Data records:
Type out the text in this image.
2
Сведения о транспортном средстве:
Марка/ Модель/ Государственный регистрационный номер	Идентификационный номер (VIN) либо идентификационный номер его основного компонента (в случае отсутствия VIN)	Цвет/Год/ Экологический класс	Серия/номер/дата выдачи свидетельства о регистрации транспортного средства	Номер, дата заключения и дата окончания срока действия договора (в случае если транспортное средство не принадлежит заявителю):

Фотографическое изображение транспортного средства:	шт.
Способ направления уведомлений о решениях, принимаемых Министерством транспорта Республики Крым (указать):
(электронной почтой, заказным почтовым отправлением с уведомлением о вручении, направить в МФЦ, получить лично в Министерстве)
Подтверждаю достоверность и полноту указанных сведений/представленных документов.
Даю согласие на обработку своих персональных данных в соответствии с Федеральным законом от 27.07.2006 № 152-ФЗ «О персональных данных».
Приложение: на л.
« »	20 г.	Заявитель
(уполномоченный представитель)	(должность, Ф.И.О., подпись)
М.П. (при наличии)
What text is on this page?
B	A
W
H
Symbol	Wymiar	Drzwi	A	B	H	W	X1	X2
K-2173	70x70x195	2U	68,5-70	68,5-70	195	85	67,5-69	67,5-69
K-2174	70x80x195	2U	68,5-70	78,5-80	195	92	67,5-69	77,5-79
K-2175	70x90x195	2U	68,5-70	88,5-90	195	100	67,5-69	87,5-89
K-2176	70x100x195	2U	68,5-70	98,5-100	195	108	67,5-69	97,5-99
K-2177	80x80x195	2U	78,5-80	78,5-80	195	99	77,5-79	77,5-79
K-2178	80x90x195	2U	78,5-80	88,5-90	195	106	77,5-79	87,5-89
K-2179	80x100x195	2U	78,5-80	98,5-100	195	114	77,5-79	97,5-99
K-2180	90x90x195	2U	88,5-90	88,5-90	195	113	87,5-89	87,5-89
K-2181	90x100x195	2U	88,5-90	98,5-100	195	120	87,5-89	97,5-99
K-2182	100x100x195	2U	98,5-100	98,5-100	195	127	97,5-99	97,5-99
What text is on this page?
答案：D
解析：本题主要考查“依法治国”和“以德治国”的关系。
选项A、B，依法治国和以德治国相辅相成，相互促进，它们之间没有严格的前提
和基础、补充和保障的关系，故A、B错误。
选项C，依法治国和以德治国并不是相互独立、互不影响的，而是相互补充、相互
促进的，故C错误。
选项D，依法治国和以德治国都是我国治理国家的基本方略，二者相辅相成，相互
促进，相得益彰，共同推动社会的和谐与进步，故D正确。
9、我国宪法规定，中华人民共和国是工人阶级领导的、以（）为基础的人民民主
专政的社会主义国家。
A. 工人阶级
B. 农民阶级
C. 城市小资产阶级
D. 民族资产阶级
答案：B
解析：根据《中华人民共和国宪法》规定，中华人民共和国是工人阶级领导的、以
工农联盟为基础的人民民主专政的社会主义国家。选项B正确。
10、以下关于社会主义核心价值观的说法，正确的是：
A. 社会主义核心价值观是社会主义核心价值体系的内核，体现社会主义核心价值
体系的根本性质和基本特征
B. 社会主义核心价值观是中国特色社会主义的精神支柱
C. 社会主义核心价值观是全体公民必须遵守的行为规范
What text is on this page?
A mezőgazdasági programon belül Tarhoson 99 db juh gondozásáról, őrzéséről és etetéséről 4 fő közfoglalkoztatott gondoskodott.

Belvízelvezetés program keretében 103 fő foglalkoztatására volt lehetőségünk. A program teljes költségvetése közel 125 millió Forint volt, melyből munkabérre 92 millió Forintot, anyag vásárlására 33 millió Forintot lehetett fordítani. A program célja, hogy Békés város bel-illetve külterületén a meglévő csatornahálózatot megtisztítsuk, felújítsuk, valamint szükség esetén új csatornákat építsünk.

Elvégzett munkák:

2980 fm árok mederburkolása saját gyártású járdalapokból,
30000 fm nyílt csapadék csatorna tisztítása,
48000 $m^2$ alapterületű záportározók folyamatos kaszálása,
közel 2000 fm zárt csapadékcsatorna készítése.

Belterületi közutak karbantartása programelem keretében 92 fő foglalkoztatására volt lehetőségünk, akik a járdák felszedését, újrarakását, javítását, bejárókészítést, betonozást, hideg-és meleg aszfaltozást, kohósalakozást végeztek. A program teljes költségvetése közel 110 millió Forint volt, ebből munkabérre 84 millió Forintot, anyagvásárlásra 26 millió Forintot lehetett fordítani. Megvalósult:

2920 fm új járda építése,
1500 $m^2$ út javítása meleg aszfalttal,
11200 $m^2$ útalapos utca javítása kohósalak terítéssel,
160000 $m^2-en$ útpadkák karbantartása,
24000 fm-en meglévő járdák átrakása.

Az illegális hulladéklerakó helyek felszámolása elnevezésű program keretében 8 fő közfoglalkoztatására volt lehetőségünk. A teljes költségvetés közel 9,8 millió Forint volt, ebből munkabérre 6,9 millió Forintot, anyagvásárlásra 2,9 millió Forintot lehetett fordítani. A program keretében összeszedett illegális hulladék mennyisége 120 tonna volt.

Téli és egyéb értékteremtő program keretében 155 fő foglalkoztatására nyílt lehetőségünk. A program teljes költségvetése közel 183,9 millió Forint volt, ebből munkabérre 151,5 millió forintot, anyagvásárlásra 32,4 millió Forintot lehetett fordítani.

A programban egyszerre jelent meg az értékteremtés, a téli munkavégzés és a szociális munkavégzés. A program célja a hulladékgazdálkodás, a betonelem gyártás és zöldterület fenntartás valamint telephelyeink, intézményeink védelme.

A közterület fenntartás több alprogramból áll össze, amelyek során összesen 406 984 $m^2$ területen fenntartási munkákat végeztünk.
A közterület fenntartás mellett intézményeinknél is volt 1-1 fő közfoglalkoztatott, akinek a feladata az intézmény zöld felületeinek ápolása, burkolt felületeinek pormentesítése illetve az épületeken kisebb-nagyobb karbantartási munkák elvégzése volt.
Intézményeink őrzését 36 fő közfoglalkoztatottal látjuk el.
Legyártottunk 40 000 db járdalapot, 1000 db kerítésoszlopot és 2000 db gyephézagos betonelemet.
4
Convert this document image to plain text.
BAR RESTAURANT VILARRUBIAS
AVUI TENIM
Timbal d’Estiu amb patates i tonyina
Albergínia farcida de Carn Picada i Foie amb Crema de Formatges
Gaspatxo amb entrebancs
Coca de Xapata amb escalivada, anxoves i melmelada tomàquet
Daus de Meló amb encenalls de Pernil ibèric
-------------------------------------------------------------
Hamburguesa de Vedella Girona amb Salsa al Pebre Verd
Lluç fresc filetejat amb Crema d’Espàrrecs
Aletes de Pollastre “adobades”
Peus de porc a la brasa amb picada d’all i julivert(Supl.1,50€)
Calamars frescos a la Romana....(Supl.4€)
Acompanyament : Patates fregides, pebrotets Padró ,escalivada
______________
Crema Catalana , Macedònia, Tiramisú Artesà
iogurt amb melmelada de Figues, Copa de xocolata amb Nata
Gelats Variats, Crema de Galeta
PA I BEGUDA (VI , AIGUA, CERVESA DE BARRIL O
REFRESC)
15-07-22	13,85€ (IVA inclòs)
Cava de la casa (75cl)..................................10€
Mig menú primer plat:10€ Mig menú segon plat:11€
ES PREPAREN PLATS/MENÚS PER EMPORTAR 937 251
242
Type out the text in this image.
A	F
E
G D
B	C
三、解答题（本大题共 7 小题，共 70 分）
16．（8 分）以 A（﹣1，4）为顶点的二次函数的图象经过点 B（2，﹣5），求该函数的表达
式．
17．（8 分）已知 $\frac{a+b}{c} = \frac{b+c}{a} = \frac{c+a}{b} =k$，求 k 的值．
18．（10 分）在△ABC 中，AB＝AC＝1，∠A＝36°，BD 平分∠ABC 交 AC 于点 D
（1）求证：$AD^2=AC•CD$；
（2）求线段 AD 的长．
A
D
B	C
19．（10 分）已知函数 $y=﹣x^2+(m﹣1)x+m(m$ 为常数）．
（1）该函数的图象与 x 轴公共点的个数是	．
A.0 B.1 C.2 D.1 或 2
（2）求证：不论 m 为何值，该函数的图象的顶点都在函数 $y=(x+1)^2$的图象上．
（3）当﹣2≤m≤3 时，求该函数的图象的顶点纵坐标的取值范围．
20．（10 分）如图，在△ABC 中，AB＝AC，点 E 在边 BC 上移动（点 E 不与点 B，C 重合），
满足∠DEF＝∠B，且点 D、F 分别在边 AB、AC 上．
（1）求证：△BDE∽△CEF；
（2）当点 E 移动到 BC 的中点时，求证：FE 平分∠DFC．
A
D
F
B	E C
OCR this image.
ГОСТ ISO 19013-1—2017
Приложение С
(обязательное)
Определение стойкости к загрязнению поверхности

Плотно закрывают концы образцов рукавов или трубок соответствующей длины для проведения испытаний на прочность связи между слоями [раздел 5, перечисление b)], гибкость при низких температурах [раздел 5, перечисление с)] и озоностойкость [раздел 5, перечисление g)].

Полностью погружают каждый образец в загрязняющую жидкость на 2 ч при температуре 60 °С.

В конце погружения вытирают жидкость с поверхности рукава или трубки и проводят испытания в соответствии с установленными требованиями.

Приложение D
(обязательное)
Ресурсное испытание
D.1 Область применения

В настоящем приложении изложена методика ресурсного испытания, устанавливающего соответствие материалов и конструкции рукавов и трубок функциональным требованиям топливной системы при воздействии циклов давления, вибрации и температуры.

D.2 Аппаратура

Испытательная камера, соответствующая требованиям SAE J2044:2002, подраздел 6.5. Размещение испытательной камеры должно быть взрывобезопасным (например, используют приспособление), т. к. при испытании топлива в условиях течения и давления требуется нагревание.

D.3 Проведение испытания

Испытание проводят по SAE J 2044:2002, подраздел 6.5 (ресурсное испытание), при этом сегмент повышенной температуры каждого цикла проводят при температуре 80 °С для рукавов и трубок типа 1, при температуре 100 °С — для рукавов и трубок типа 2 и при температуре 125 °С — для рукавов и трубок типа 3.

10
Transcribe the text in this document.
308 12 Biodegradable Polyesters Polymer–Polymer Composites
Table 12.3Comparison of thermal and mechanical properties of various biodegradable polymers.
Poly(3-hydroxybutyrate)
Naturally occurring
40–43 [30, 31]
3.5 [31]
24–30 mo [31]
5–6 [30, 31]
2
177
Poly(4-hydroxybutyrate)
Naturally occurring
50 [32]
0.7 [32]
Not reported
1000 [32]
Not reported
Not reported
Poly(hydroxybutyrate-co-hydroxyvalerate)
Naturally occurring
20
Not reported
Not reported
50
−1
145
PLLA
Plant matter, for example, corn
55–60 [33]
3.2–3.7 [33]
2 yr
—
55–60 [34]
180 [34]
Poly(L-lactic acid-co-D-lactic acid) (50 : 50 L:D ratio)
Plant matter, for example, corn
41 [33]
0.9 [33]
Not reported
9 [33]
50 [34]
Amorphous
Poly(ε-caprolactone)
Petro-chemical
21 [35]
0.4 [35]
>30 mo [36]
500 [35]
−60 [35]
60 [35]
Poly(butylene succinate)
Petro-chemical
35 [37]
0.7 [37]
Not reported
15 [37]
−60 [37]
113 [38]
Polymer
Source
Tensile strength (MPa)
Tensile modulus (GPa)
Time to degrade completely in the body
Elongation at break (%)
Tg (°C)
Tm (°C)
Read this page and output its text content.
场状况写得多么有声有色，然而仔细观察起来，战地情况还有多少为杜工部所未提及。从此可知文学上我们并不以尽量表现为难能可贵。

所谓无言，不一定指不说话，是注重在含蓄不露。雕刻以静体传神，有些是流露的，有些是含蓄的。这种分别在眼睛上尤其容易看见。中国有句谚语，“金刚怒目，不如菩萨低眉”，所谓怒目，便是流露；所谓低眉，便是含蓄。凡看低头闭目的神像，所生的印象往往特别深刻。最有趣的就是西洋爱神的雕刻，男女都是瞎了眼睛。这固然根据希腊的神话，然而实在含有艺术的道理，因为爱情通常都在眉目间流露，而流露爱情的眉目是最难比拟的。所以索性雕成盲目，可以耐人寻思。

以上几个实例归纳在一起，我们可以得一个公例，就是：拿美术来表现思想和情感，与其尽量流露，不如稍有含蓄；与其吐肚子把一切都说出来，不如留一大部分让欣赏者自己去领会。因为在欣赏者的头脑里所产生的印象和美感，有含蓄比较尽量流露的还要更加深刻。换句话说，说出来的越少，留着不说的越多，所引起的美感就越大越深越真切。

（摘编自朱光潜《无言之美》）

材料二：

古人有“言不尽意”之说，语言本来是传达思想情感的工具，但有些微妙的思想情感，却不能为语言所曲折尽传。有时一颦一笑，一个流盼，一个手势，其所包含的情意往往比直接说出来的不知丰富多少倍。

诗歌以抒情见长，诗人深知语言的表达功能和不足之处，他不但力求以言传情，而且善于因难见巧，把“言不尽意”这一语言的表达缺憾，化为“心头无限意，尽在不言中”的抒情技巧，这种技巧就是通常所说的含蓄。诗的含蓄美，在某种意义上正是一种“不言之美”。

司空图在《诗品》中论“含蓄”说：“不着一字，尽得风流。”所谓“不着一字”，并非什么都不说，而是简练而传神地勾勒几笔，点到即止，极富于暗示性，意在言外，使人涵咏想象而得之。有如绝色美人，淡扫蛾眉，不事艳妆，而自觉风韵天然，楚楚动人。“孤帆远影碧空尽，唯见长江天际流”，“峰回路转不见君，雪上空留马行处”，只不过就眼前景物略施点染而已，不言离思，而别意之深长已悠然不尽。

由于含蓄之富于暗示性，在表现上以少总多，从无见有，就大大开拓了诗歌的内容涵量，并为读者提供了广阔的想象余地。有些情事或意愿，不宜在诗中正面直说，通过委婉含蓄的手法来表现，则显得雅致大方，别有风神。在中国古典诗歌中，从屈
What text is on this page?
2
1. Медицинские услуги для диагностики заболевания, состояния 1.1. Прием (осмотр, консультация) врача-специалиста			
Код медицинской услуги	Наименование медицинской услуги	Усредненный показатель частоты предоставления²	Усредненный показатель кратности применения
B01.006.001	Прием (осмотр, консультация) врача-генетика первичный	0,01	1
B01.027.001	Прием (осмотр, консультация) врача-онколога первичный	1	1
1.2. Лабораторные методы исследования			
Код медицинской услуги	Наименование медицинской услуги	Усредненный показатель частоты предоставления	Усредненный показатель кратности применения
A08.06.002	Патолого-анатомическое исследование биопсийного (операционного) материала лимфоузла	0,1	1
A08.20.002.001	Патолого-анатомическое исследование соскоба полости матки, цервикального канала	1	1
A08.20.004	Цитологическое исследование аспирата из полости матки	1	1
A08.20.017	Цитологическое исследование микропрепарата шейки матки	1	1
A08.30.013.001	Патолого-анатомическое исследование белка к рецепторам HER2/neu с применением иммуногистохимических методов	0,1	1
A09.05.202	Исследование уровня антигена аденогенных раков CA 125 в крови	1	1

» **TO DO**
Tally the lines of the data that hold the string "járdák". Answer with the number and nothing more.

» **EXERCISE OUTPUT**
2